— Start of Given data —

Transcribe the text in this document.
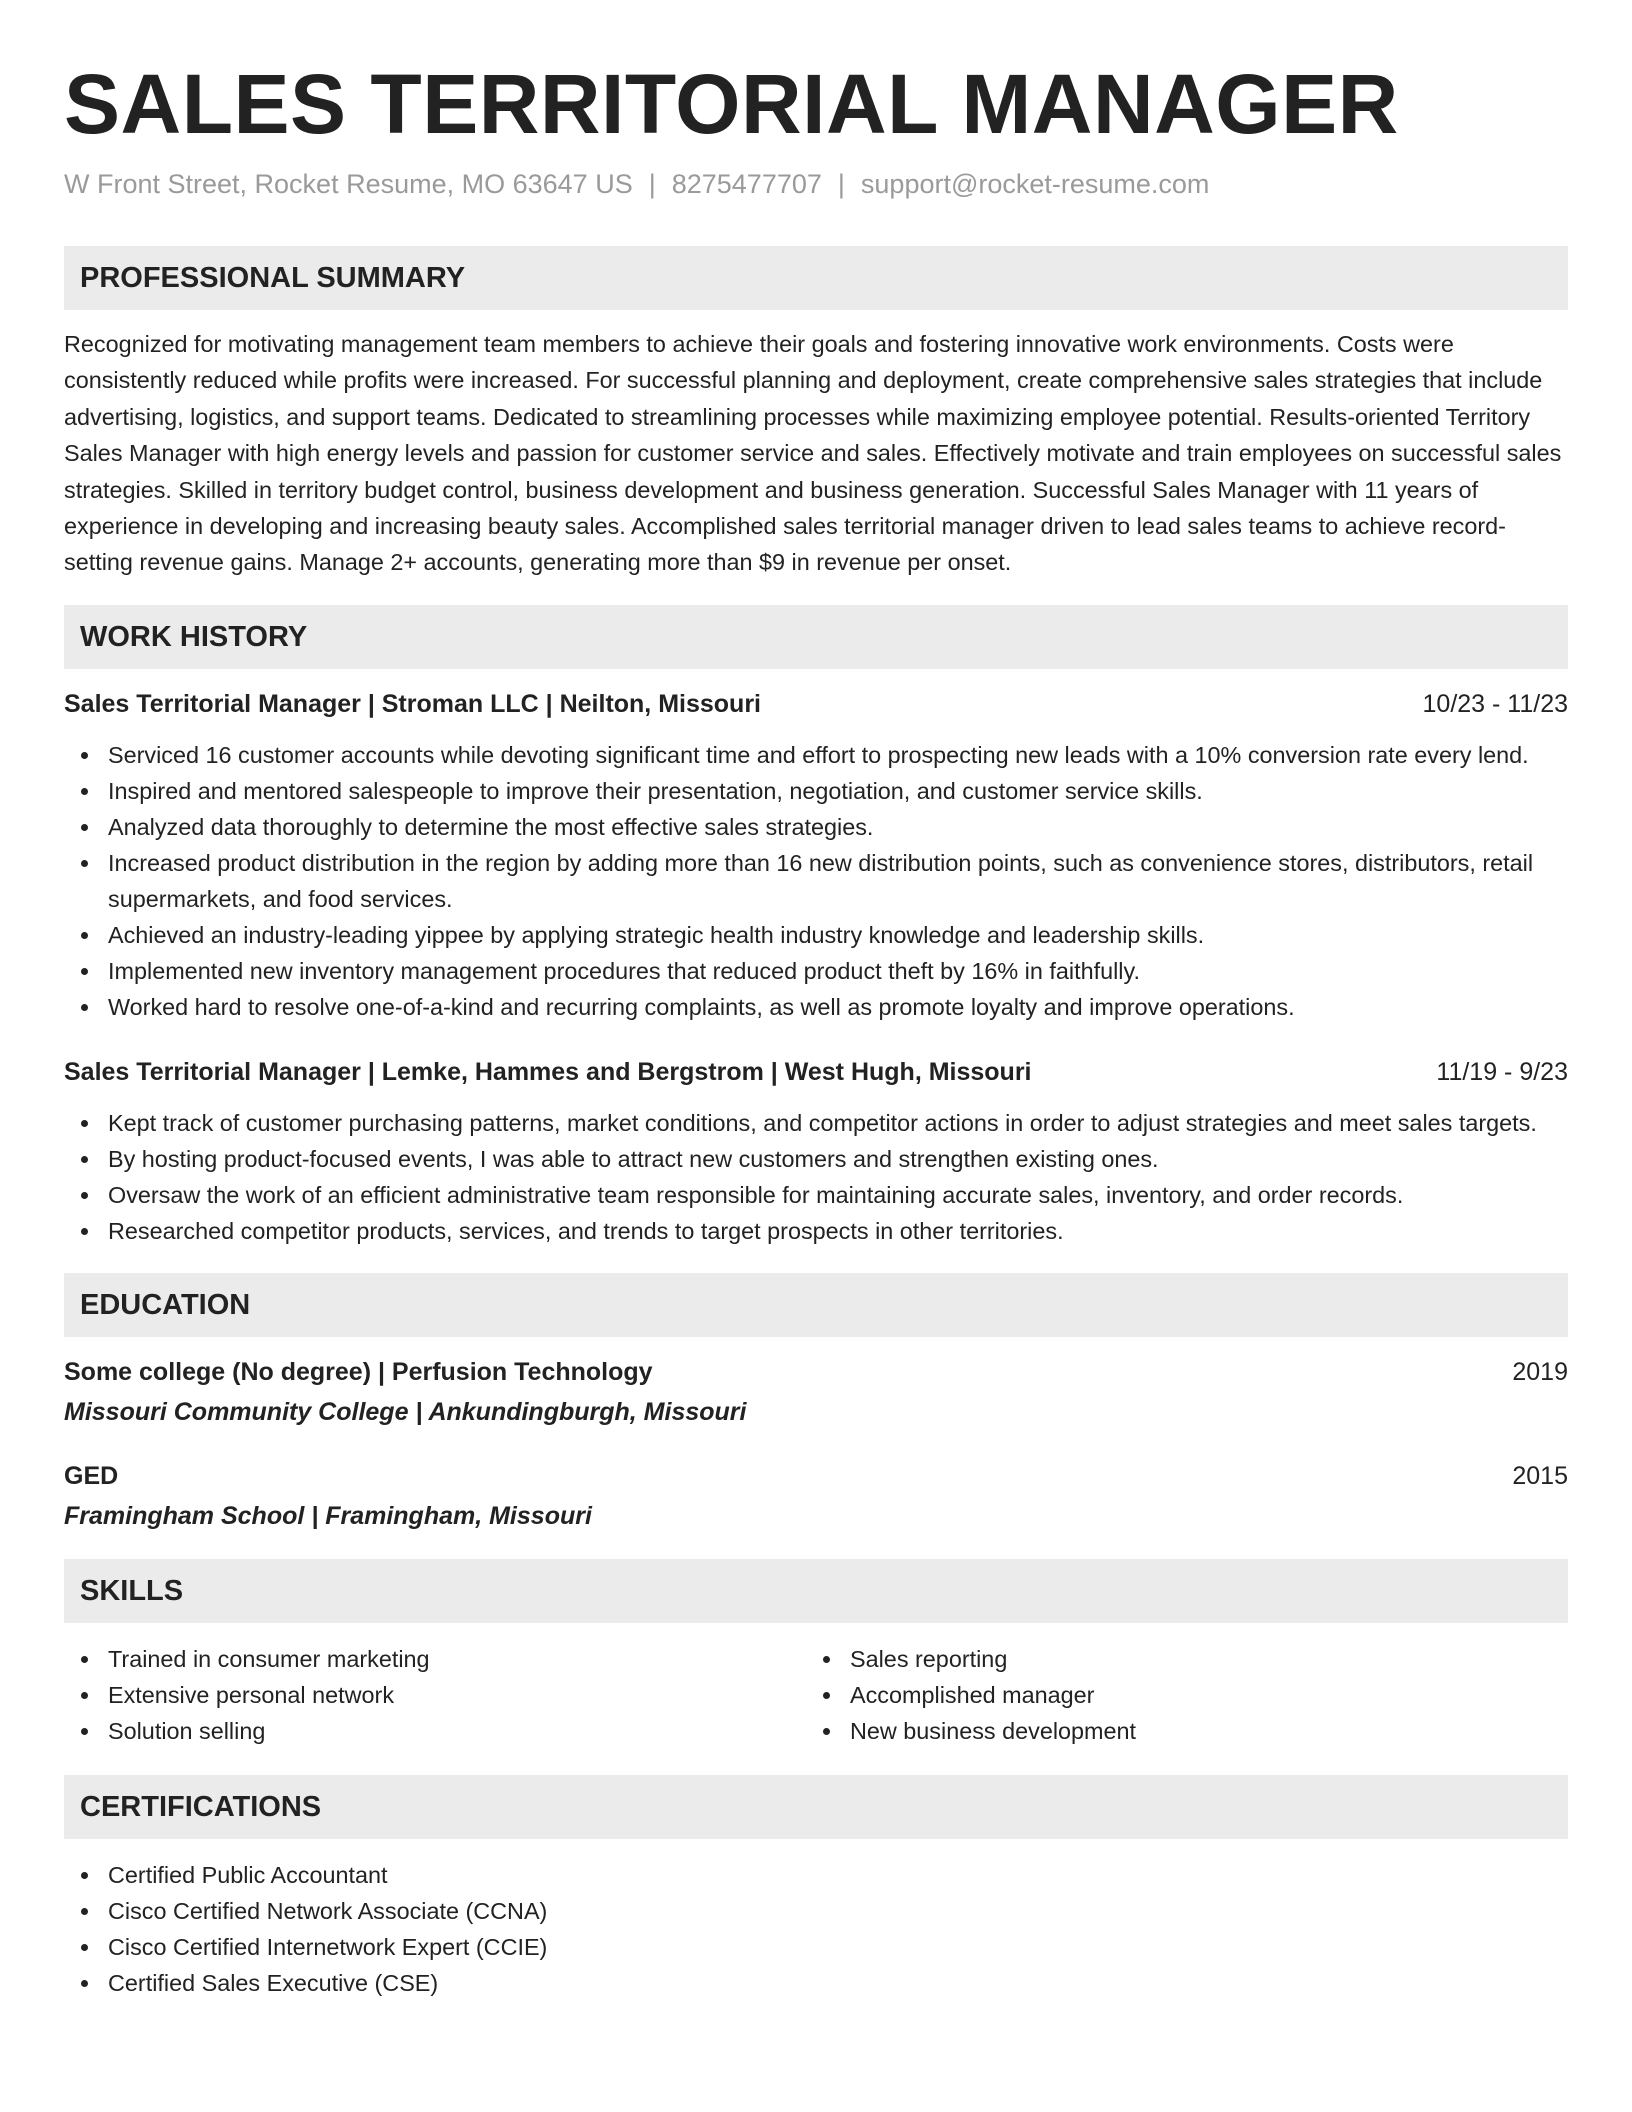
SALES TERRITORIAL MANAGER
W Front Street, Rocket Resume, MO 63647 US | 8275477707 | support@rocket-resume.com
PROFESSIONAL SUMMARY

Recognized for motivating management team members to achieve their goals and fostering innovative work environments. Costs were consistently reduced while profits were increased. For successful planning and deployment, create comprehensive sales strategies that include advertising, logistics, and support teams. Dedicated to streamlining processes while maximizing employee potential. Results-oriented Territory Sales Manager with high energy levels and passion for customer service and sales. Effectively motivate and train employees on successful sales strategies. Skilled in territory budget control, business development and business generation. Successful Sales Manager with 11 years of experience in developing and increasing beauty sales. Accomplished sales territorial manager driven to lead sales teams to achieve record-setting revenue gains. Manage 2+ accounts, generating more than $9 in revenue per onset.

WORK HISTORY
Sales Territorial Manager | Stroman LLC | Neilton, Missouri	10/23 - 11/23
Serviced 16 customer accounts while devoting significant time and effort to prospecting new leads with a 10% conversion rate every lend.
Inspired and mentored salespeople to improve their presentation, negotiation, and customer service skills.
Analyzed data thoroughly to determine the most effective sales strategies.
Increased product distribution in the region by adding more than 16 new distribution points, such as convenience stores, distributors, retail supermarkets, and food services.
Achieved an industry-leading yippee by applying strategic health industry knowledge and leadership skills.
Implemented new inventory management procedures that reduced product theft by 16% in faithfully.
Worked hard to resolve one-of-a-kind and recurring complaints, as well as promote loyalty and improve operations.
Sales Territorial Manager | Lemke, Hammes and Bergstrom | West Hugh, Missouri	11/19 - 9/23
Kept track of customer purchasing patterns, market conditions, and competitor actions in order to adjust strategies and meet sales targets.
By hosting product-focused events, I was able to attract new customers and strengthen existing ones.
Oversaw the work of an efficient administrative team responsible for maintaining accurate sales, inventory, and order records.
Researched competitor products, services, and trends to target prospects in other territories.
EDUCATION
Some college (No degree) | Perfusion Technology	2019
Missouri Community College | Ankundingburgh, Missouri
GED	2015
Framingham School | Framingham, Missouri
SKILLS
Trained in consumer marketing
Extensive personal network
Solution selling
Sales reporting
Accomplished manager
New business development
CERTIFICATIONS
Certified Public Accountant
Cisco Certified Network Associate (CCNA)
Cisco Certified Internetwork Expert (CCIE)
Certified Sales Executive (CSE)
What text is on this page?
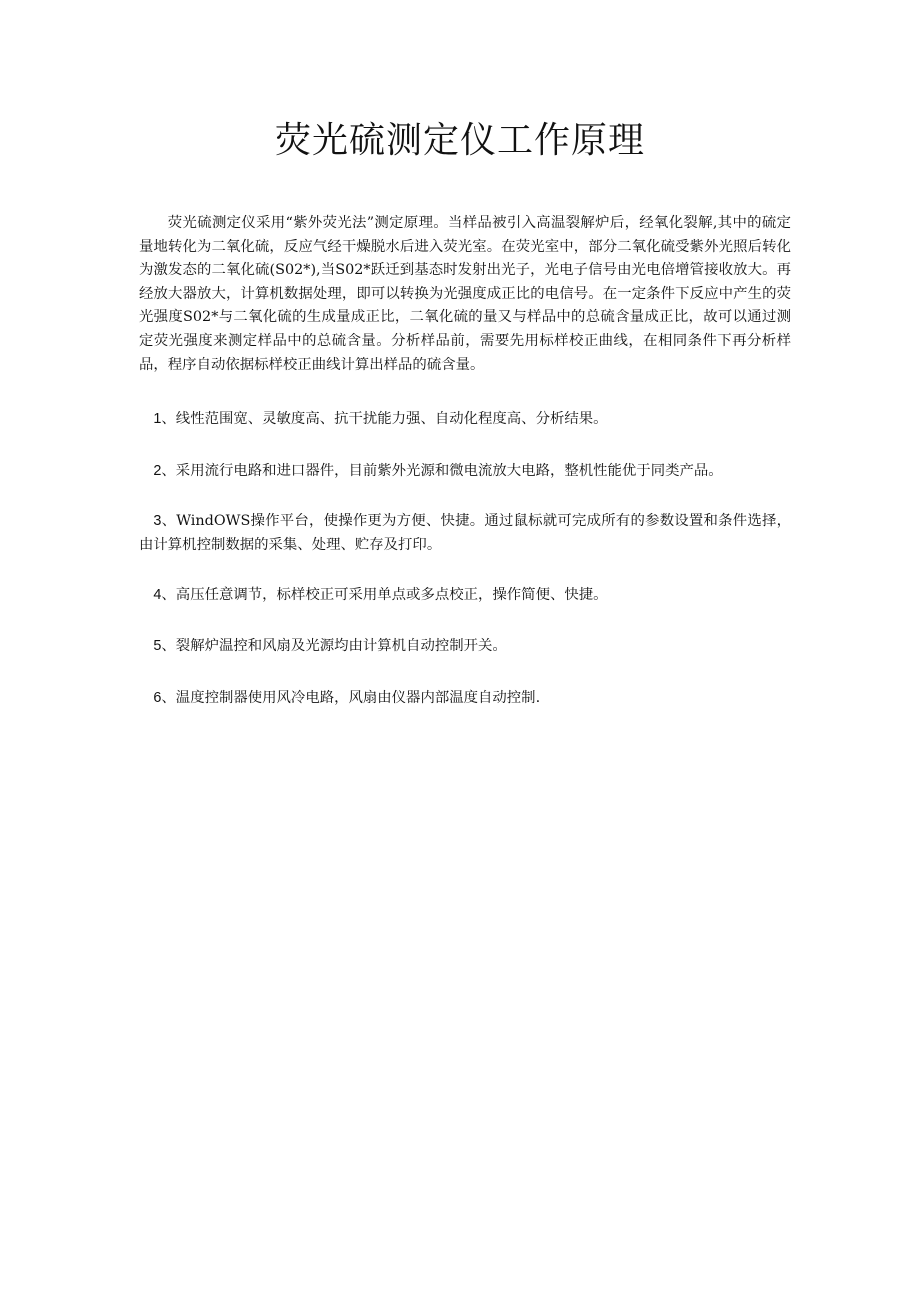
荧光硫测定仪工作原理

荧光硫测定仪采用“紫外荧光法”测定原理。当样品被引入高温裂解炉后，经氧化裂解,其中的硫定量地转化为二氧化硫，反应气经干燥脱水后进入荧光室。在荧光室中，部分二氧化硫受紫外光照后转化为激发态的二氧化硫(S02*),当S02*跃迁到基态时发射出光子，光电子信号由光电倍增管接收放大。再经放大器放大，计算机数据处理，即可以转换为光强度成正比的电信号。在一定条件下反应中产生的荧光强度S02*与二氧化硫的生成量成正比，二氧化硫的量又与样品中的总硫含量成正比，故可以通过测定荧光强度来测定样品中的总硫含量。分析样品前，需要先用标样校正曲线，在相同条件下再分析样品，程序自动依据标样校正曲线计算出样品的硫含量。

1、线性范围宽、灵敏度高、抗干扰能力强、自动化程度高、分析结果。

2、采用流行电路和进口器件，目前紫外光源和微电流放大电路，整机性能优于同类产品。

3、WindOWS操作平台，使操作更为方便、快捷。通过鼠标就可完成所有的参数设置和条件选择，由计算机控制数据的采集、处理、贮存及打印。

4、高压任意调节，标样校正可采用单点或多点校正，操作简便、快捷。

5、裂解炉温控和风扇及光源均由计算机自动控制开关。

6、温度控制器使用风冷电路，风扇由仪器内部温度自动控制.
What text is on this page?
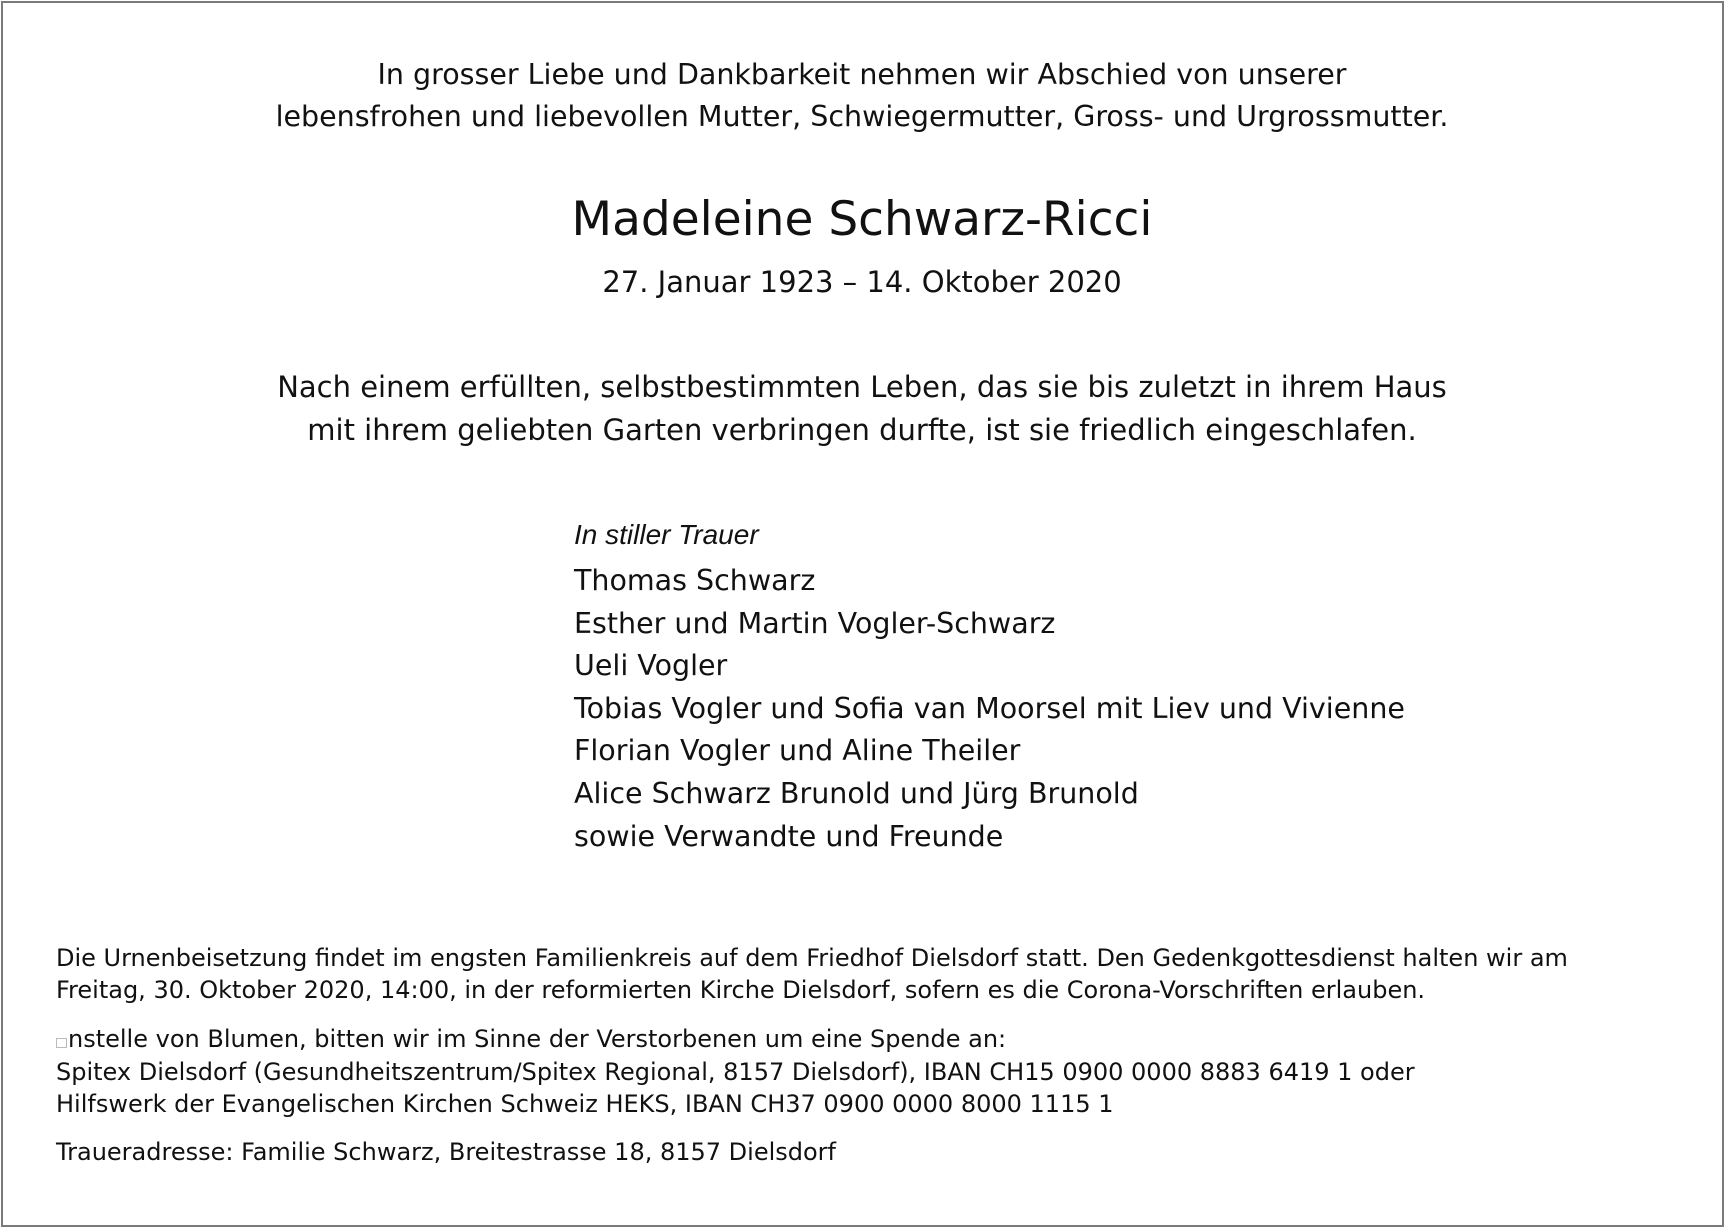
In grosser Liebe und Dankbarkeit nehmen wir Abschied von unserer
lebensfrohen und liebevollen Mutter, Schwiegermutter, Gross- und Urgrossmutter.
Madeleine Schwarz-Ricci
27. Januar 1923 – 14. Oktober 2020
Nach einem erfüllten, selbstbestimmten Leben, das sie bis zuletzt in ihrem Haus
mit ihrem geliebten Garten verbringen durfte, ist sie friedlich eingeschlafen.
In stiller Trauer
Thomas Schwarz
Esther und Martin Vogler-Schwarz
Ueli Vogler
Tobias Vogler und Sofia van Moorsel mit Liev und Vivienne
Florian Vogler und Aline Theiler
Alice Schwarz Brunold und Jürg Brunold
sowie Verwandte und Freunde
Die Urnenbeisetzung findet im engsten Familienkreis auf dem Friedhof Dielsdorf statt. Den Gedenkgottesdienst halten wir am
Freitag, 30. Oktober 2020, 14:00, in der reformierten Kirche Dielsdorf, sofern es die Corona-Vorschriften erlauben.
nstelle von Blumen, bitten wir im Sinne der Verstorbenen um eine Spende an:
Spitex Dielsdorf (Gesundheitszentrum/Spitex Regional, 8157 Dielsdorf), IBAN CH15 0900 0000 8883 6419 1 oder
Hilfswerk der Evangelischen Kirchen Schweiz HEKS, IBAN CH37 0900 0000 8000 1115 1
Traueradresse: Familie Schwarz, Breitestrasse 18, 8157 Dielsdorf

— End of Given data —

▶ What is expected
Lines that include the word "improve" — how many are there in the data? Answer with the number alone.

▶ Answer to this exercise
2